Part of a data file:
(begin)

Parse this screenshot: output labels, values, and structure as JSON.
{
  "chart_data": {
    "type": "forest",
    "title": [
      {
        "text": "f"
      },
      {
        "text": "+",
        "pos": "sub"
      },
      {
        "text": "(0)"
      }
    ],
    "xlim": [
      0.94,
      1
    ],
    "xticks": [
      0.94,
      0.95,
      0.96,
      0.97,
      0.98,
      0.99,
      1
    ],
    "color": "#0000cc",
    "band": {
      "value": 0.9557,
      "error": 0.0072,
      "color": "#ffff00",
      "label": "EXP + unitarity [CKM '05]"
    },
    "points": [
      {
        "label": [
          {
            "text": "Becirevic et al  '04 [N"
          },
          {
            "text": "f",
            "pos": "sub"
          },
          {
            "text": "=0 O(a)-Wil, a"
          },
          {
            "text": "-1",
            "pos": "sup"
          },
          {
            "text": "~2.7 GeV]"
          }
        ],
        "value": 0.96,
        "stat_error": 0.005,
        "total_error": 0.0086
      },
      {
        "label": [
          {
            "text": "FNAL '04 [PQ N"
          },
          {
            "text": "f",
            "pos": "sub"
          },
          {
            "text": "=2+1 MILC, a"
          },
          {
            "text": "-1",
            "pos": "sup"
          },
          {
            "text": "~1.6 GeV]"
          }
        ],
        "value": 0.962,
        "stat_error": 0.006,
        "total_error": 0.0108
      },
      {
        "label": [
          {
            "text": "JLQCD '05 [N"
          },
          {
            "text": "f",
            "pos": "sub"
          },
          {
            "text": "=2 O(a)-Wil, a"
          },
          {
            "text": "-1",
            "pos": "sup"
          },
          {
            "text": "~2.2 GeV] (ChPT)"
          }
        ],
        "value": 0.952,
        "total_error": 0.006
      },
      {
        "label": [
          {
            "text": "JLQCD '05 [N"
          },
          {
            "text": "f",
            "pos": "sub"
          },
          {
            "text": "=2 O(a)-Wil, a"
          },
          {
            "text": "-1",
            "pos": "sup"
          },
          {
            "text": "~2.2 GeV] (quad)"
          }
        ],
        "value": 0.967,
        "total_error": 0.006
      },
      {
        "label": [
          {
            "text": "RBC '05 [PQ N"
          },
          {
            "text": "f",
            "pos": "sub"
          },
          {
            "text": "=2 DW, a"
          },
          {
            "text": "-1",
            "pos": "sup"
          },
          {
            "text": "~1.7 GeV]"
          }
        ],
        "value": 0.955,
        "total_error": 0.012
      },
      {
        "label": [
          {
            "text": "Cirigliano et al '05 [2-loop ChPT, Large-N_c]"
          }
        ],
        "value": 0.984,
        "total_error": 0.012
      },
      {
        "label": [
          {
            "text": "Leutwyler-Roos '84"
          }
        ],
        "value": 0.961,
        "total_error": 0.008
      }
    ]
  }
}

(end)

Each record above should be output again exactly.

ANSWER BELOW:
Parse this screenshot: output labels, values, and structure as JSON.
{
  "chart_data": {
    "type": "forest",
    "title": [
      {
        "text": "f"
      },
      {
        "text": "+",
        "pos": "sub"
      },
      {
        "text": "(0)"
      }
    ],
    "xlim": [
      0.94,
      1
    ],
    "xticks": [
      0.94,
      0.95,
      0.96,
      0.97,
      0.98,
      0.99,
      1
    ],
    "color": "#0000cc",
    "band": {
      "value": 0.9557,
      "error": 0.0072,
      "color": "#ffff00",
      "label": "EXP + unitarity [CKM '05]"
    },
    "points": [
      {
        "label": [
          {
            "text": "Becirevic et al  '04 [N"
          },
          {
            "text": "f",
            "pos": "sub"
          },
          {
            "text": "=0 O(a)-Wil, a"
          },
          {
            "text": "-1",
            "pos": "sup"
          },
          {
            "text": "~2.7 GeV]"
          }
        ],
        "value": 0.96,
        "stat_error": 0.005,
        "total_error": 0.0086
      },
      {
        "label": [
          {
            "text": "FNAL '04 [PQ N"
          },
          {
            "text": "f",
            "pos": "sub"
          },
          {
            "text": "=2+1 MILC, a"
          },
          {
            "text": "-1",
            "pos": "sup"
          },
          {
            "text": "~1.6 GeV]"
          }
        ],
        "value": 0.962,
        "stat_error": 0.006,
        "total_error": 0.0108
      },
      {
        "label": [
          {
            "text": "JLQCD '05 [N"
          },
          {
            "text": "f",
            "pos": "sub"
          },
          {
            "text": "=2 O(a)-Wil, a"
          },
          {
            "text": "-1",
            "pos": "sup"
          },
          {
            "text": "~2.2 GeV] (ChPT)"
          }
        ],
        "value": 0.952,
        "total_error": 0.006
      },
      {
        "label": [
          {
            "text": "JLQCD '05 [N"
          },
          {
            "text": "f",
            "pos": "sub"
          },
          {
            "text": "=2 O(a)-Wil, a"
          },
          {
            "text": "-1",
            "pos": "sup"
          },
          {
            "text": "~2.2 GeV] (quad)"
          }
        ],
        "value": 0.967,
        "total_error": 0.006
      },
      {
        "label": [
          {
            "text": "RBC '05 [PQ N"
          },
          {
            "text": "f",
            "pos": "sub"
          },
          {
            "text": "=2 DW, a"
          },
          {
            "text": "-1",
            "pos": "sup"
          },
          {
            "text": "~1.7 GeV]"
          }
        ],
        "value": 0.955,
        "total_error": 0.012
      },
      {
        "label": [
          {
            "text": "Cirigliano et al '05 [2-loop ChPT, Large-N_c]"
          }
        ],
        "value": 0.984,
        "total_error": 0.012
      },
      {
        "label": [
          {
            "text": "Leutwyler-Roos '84"
          }
        ],
        "value": 0.961,
        "total_error": 0.008
      }
    ]
  }
}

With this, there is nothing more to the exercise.